Condense the paragraph of the panhandling analysis that begins "In O'Brien, the Court upheld" into a short list that keeps its main facts.

Document extract

/---

In none of the cases where regulations on speech were upheld, like Kokinda or Lee, there were no public forums in issue.  The existing precedents have analyzed non-public forums. The nature of Balboa Park as a traditional public forum is that of a place which is supposed to foster speech not hinder it, which is why the Court applies strict scrutiny.  It therefore is unlikely that San Diego could write a ban on the speech of panhandling in Balboa Park that could survive a Constitutional challenge. 

I(B) Can San Diego Regulate or Ban the Conduct of Panhandling

San Diego may regulate the conduct of panhandling even if it is intimately associated with the speech of panhandling.  The concept of permissible intrusion upon speech by the regulation of non-speech that is fettered with speech goes back to 1968 in United States v. O'Brien[xxviii]. 

In O'Brien, the Court upheld a Federal regulation which outlawed the deliberate destruction of draft cards during the Viet Nam Era.  An anti-war activist burned his draft card and then upon arrest and conviction, argued that the burning of the card was an act of expression protected by the First Amendment and that the law which he violated was an unconstitutional intrusion upon his First Amendment rights.  Citing prior cases, the Court reaffirmed the rule that "when speech and non-speech elements are combined in the same course of conduct, a sufficiently important governmental interest in regulating the non-speech element can justify incidental limitations on First Amendment freedoms."[xxix]  The Court in O'Brien laid out the inquiry which said that the regulation, to be valid, must (1) be within the Constitutional power of the Government, (2) further either an important or substantial governmental interest, (3) be unrelated to the freedom of expression, and (4) be no greater than is essential to the furtherance of that interest.[xxx]


Under the O'Brien standard, "stick up" panhandling can be curtailed in Balboa Park.  First, a law aimed only at the non-speech elements of panhandling, such as the one in Lee or the one in Heffron which the Court held valid, makes the activity of panhandling subject to States' police powers, even in a traditional public forum like Balboa Park.  Second, there is a significant governmental interest at stake.  For San Diego, there is the financial health of the entire city itself which is dependant on the public's perception of safety in the downtown area.  Third, if San Diego were to apply a Lee-type regulation that prohibited the repetitive request and receipt of funds, there would be no conflict with freedom of expression.  Finally, a law that is drafted as the one in Lee would clearly not be greater than necessary to achieve that goal.

\---

(Document understanding data)
/---

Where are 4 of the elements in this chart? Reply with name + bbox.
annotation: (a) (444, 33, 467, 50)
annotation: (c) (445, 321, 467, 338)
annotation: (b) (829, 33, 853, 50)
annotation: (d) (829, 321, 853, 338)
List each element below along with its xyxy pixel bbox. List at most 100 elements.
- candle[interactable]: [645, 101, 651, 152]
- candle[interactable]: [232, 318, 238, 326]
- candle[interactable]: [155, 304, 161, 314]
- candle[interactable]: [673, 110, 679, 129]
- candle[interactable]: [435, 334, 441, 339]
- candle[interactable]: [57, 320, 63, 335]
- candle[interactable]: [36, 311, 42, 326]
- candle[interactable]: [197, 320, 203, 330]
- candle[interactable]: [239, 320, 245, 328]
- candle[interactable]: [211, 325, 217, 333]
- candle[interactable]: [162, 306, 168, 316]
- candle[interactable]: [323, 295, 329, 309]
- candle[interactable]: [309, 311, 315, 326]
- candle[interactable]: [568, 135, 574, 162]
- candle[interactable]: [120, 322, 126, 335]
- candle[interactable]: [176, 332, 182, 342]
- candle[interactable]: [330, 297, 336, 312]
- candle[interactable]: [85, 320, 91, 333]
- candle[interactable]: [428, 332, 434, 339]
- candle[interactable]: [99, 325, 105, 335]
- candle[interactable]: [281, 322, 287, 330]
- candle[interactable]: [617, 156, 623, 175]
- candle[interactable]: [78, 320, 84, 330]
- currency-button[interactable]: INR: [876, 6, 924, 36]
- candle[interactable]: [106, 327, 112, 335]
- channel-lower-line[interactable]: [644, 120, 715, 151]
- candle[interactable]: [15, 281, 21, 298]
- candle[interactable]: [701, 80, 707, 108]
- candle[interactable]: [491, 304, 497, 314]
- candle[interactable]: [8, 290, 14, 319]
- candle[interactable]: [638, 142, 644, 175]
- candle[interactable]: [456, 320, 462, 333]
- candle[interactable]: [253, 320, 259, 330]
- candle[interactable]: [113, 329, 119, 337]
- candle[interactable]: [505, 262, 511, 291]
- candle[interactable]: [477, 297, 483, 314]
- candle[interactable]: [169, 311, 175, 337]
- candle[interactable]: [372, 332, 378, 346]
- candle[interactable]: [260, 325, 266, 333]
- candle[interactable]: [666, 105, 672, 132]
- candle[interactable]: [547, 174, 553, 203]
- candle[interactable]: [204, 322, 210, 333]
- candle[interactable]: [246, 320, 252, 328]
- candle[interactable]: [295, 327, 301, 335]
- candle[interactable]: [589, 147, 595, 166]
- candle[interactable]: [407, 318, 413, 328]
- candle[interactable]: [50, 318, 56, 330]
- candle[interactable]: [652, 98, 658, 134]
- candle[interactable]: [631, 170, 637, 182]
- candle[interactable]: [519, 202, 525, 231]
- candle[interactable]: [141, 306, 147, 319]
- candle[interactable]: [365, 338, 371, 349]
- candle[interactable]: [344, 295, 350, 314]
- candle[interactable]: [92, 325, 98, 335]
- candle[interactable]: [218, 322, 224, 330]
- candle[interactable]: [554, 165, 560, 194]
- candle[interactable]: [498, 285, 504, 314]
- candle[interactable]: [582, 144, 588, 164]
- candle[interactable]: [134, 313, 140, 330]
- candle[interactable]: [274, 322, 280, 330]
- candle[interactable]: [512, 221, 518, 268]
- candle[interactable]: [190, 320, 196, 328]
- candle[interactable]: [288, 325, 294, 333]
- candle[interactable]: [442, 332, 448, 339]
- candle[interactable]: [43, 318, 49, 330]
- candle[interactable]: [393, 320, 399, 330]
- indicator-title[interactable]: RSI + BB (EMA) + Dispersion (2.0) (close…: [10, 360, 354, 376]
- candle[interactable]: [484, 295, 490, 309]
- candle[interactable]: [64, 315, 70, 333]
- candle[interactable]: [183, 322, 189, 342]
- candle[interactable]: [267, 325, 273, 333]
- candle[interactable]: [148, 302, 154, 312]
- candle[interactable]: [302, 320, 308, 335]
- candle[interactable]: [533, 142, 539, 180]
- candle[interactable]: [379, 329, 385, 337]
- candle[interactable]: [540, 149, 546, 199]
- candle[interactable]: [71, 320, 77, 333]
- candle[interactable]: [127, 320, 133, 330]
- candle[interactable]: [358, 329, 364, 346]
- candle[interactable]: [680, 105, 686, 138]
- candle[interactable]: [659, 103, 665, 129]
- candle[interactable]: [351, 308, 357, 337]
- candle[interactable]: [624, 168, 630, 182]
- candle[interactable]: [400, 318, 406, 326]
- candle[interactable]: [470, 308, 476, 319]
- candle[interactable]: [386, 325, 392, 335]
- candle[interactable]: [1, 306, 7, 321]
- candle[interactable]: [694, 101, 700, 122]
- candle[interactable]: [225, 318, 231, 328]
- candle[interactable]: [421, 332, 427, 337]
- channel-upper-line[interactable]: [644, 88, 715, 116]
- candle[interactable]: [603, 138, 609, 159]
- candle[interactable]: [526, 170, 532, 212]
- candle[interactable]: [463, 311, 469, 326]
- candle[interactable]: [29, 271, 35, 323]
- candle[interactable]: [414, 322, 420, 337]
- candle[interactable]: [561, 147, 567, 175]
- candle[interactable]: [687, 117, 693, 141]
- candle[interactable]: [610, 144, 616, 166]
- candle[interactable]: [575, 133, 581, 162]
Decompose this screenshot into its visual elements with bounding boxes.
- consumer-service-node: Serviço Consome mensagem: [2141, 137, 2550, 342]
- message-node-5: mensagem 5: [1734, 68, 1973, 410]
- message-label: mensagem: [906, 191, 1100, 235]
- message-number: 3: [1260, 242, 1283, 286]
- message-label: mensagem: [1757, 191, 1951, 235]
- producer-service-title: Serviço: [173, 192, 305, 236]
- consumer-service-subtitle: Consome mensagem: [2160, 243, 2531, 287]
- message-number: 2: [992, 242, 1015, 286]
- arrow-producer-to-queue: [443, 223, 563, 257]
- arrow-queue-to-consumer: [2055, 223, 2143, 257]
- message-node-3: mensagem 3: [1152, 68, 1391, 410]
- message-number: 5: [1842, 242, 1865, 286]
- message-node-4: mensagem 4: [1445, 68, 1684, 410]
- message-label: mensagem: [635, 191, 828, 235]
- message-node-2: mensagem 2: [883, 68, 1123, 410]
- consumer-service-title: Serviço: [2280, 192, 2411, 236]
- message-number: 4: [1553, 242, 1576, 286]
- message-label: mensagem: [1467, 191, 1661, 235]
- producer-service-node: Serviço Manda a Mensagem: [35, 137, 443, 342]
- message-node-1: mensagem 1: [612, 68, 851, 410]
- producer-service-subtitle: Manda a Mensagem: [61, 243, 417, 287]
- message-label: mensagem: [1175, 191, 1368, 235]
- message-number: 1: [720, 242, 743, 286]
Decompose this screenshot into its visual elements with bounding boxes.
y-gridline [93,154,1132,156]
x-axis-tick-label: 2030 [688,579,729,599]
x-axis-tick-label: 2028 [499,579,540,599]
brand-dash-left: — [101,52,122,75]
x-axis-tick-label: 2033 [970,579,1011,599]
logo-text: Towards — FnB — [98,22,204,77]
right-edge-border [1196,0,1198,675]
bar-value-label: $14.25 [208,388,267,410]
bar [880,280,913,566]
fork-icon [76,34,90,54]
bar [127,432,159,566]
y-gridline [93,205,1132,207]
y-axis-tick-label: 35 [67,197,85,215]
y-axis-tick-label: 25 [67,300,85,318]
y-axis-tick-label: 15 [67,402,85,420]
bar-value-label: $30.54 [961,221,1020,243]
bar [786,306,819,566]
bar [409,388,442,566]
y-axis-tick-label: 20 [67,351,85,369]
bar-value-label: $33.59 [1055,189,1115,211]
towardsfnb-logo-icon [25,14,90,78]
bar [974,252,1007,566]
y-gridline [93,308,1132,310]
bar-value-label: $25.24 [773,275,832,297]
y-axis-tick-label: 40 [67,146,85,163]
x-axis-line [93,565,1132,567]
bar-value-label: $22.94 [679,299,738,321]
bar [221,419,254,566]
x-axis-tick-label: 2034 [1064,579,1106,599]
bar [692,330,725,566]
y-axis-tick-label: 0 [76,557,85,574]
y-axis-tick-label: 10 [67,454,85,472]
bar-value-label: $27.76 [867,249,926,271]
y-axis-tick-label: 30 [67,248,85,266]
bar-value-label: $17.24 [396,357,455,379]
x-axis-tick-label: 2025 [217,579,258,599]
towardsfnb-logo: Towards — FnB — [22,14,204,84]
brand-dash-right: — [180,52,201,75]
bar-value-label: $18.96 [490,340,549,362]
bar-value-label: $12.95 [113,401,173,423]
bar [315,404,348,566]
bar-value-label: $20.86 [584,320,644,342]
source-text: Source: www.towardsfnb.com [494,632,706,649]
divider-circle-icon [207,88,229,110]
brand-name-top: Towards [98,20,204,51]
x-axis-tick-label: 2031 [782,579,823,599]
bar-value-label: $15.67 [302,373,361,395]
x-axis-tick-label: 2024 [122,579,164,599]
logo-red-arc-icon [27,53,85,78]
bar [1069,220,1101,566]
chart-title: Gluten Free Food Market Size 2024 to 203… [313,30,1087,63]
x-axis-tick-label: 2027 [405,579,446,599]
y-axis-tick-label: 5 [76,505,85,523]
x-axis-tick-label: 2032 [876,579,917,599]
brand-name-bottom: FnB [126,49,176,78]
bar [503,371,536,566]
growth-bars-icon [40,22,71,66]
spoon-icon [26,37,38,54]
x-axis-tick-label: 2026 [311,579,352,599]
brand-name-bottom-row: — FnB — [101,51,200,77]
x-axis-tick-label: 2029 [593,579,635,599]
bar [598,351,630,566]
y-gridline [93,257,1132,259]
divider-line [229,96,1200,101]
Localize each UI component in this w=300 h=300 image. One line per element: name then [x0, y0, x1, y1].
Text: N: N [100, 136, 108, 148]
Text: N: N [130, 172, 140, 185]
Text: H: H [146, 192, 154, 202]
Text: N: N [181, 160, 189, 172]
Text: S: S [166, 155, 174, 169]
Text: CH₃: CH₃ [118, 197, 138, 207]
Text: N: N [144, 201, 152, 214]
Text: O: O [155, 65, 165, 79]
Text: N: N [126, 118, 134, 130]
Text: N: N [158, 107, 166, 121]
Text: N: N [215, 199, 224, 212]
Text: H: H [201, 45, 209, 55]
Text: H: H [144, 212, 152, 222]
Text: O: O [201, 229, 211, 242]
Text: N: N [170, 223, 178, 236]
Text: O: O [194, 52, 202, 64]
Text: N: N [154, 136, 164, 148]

\---

Expected answer
- The Court upheld a federal regulation that outlawed the deliberate destruction of draft cards during the Viet Nam Era.
- An anti-war activist burned his draft card. After his arrest and conviction, he argued that the burning was expression protected by the First Amendment and that the law unconstitutionally intruded on his First Amendment rights.
- Citing prior cases, the Court reaffirmed a rule. When speech and non-speech elements are combined in the same course of conduct, a sufficiently important governmental interest in regulating the non-speech element can justify incidental limits on First Amendment freedoms.
- To be valid, such a regulation must:
  1. be within the Government's Constitutional power;
  2. further an important or substantial governmental interest;
  3. be unrelated to freedom of expression;
  4. be no greater than is essential to furthering that interest.